• Written request
Leave out the pictures, then reproduce the rest of the material exactly.

A block of data

------------------------------------------------------------------------

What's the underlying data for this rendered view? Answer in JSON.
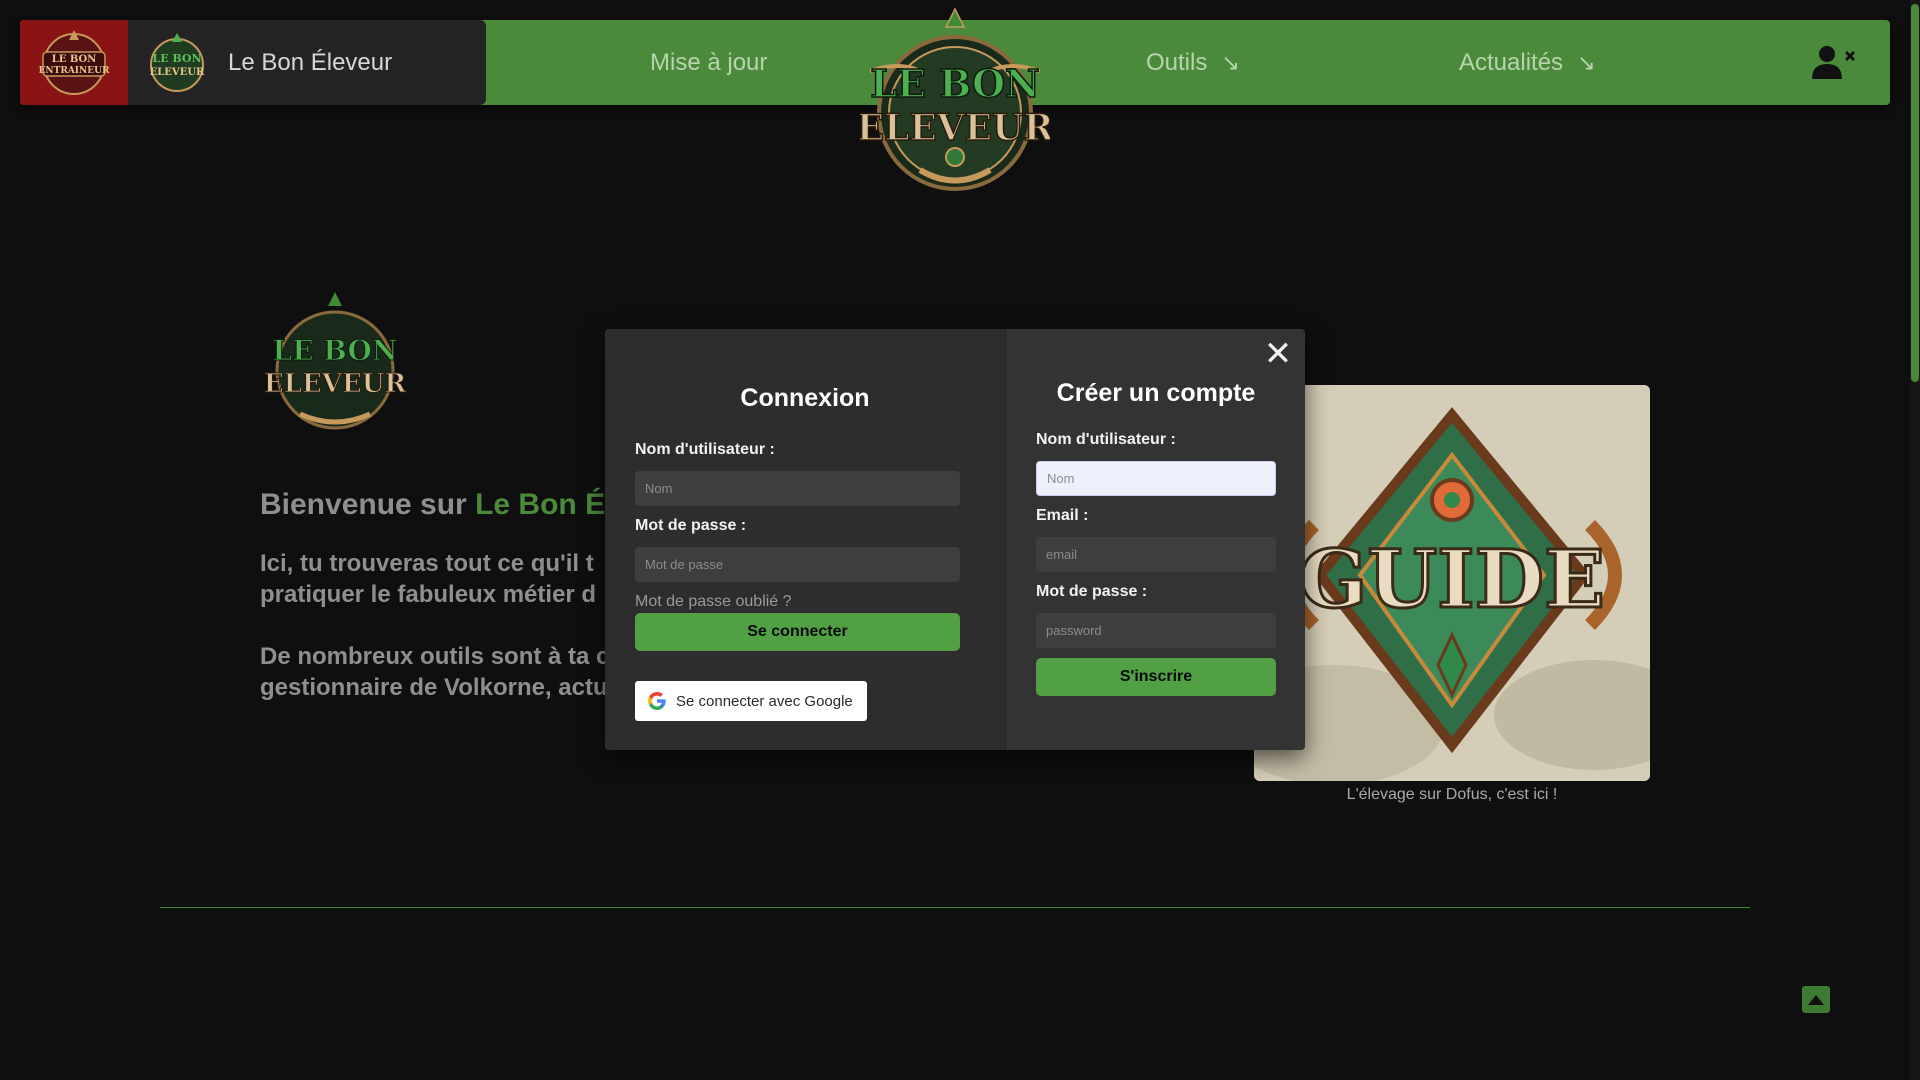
{
  "header": {
    "switch_site_logo_text": "LE BON ENTRAINEUR",
    "brand_logo_text": "LE BON ELEVEUR",
    "brand_title": "Le Bon Éleveur",
    "center_logo_text": "LE BON ELEVEUR",
    "nav": [
      {
        "label": "Mise à jour",
        "arrow": ""
      },
      {
        "label": "Outils",
        "arrow": "↘"
      },
      {
        "label": "Actualités",
        "arrow": "↘"
      }
    ],
    "user_icon": "user-logged-out-icon"
  },
  "hero": {
    "logo_text": "LE BON ELEVEUR",
    "heading_prefix": "Bienvenue sur ",
    "heading_accent": "Le Bon É",
    "para1_line1": "Ici, tu trouveras tout ce qu'il t",
    "para1_line2": "pratiquer le fabuleux métier d",
    "para2_line1": "De nombreux outils sont à ta c",
    "para2_line2": "gestionnaire de Volkorne, actu"
  },
  "guide": {
    "image_text": "GUIDE",
    "caption": "L'élevage sur Dofus, c'est ici !"
  },
  "modal": {
    "close": "✕",
    "login": {
      "title": "Connexion",
      "username_label": "Nom d'utilisateur :",
      "username_placeholder": "Nom",
      "password_label": "Mot de passe :",
      "password_placeholder": "Mot de passe",
      "forgot": "Mot de passe oublié ?",
      "submit": "Se connecter",
      "google": "Se connecter avec Google"
    },
    "register": {
      "title": "Créer un compte",
      "username_label": "Nom d'utilisateur :",
      "username_placeholder": "Nom",
      "email_label": "Email :",
      "email_placeholder": "email",
      "password_label": "Mot de passe :",
      "password_placeholder": "password",
      "submit": "S'inscrire"
    }
  },
  "colors": {
    "brand_green": "#4a8a3a",
    "button_green": "#52a044",
    "switch_red": "#8a1414",
    "background": "#0f0f0f"
  }
}
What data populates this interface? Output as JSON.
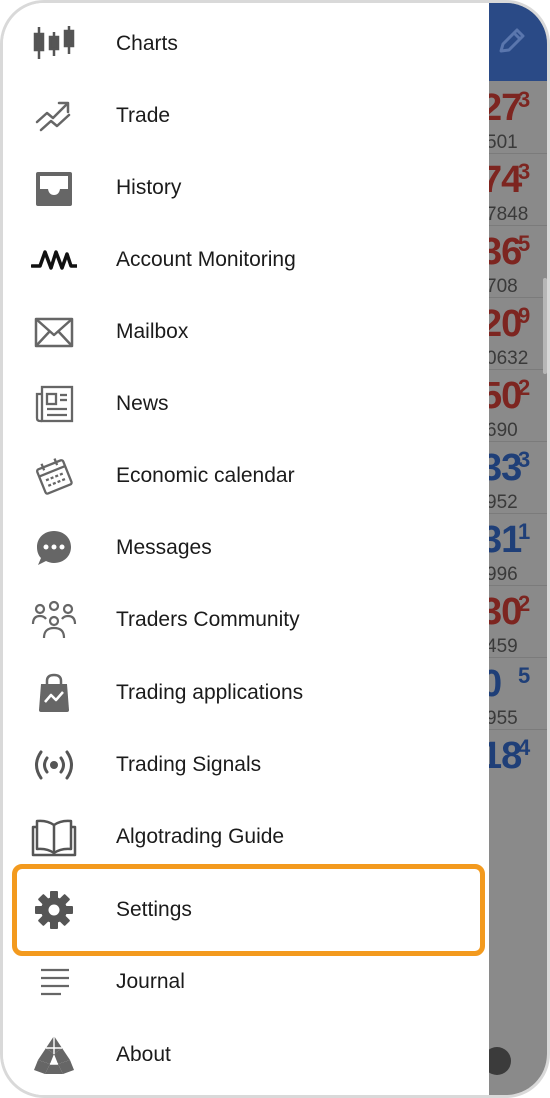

------------------------------------------------------------------------

• Output of the exercise
What's the underlying data for this rendered view? Answer in JSON.
{
  "header": {
    "switch_site_logo_text": "LE BON ENTRAINEUR",
    "brand_logo_text": "LE BON ELEVEUR",
    "brand_title": "Le Bon Éleveur",
    "center_logo_text": "LE BON ELEVEUR",
    "nav": [
      {
        "label": "Mise à jour",
        "arrow": ""
      },
      {
        "label": "Outils",
        "arrow": "↘"
      },
      {
        "label": "Actualités",
        "arrow": "↘"
      }
    ],
    "user_icon": "user-logged-out-icon"
  },
  "hero": {
    "logo_text": "LE BON ELEVEUR",
    "heading_prefix": "Bienvenue sur ",
    "heading_accent": "Le Bon É",
    "para1_line1": "Ici, tu trouveras tout ce qu'il t",
    "para1_line2": "pratiquer le fabuleux métier d",
    "para2_line1": "De nombreux outils sont à ta c",
    "para2_line2": "gestionnaire de Volkorne, actu"
  },
  "guide": {
    "image_text": "GUIDE",
    "caption": "L'élevage sur Dofus, c'est ici !"
  },
  "modal": {
    "close": "✕",
    "login": {
      "title": "Connexion",
      "username_label": "Nom d'utilisateur :",
      "username_placeholder": "Nom",
      "password_label": "Mot de passe :",
      "password_placeholder": "Mot de passe",
      "forgot": "Mot de passe oublié ?",
      "submit": "Se connecter",
      "google": "Se connecter avec Google"
    },
    "register": {
      "title": "Créer un compte",
      "username_label": "Nom d'utilisateur :",
      "username_placeholder": "Nom",
      "email_label": "Email :",
      "email_placeholder": "email",
      "password_label": "Mot de passe :",
      "password_placeholder": "password",
      "submit": "S'inscrire"
    }
  },
  "colors": {
    "brand_green": "#4a8a3a",
    "button_green": "#52a044",
    "switch_red": "#8a1414",
    "background": "#0f0f0f"
  }
}
What data populates this interface? Output as JSON.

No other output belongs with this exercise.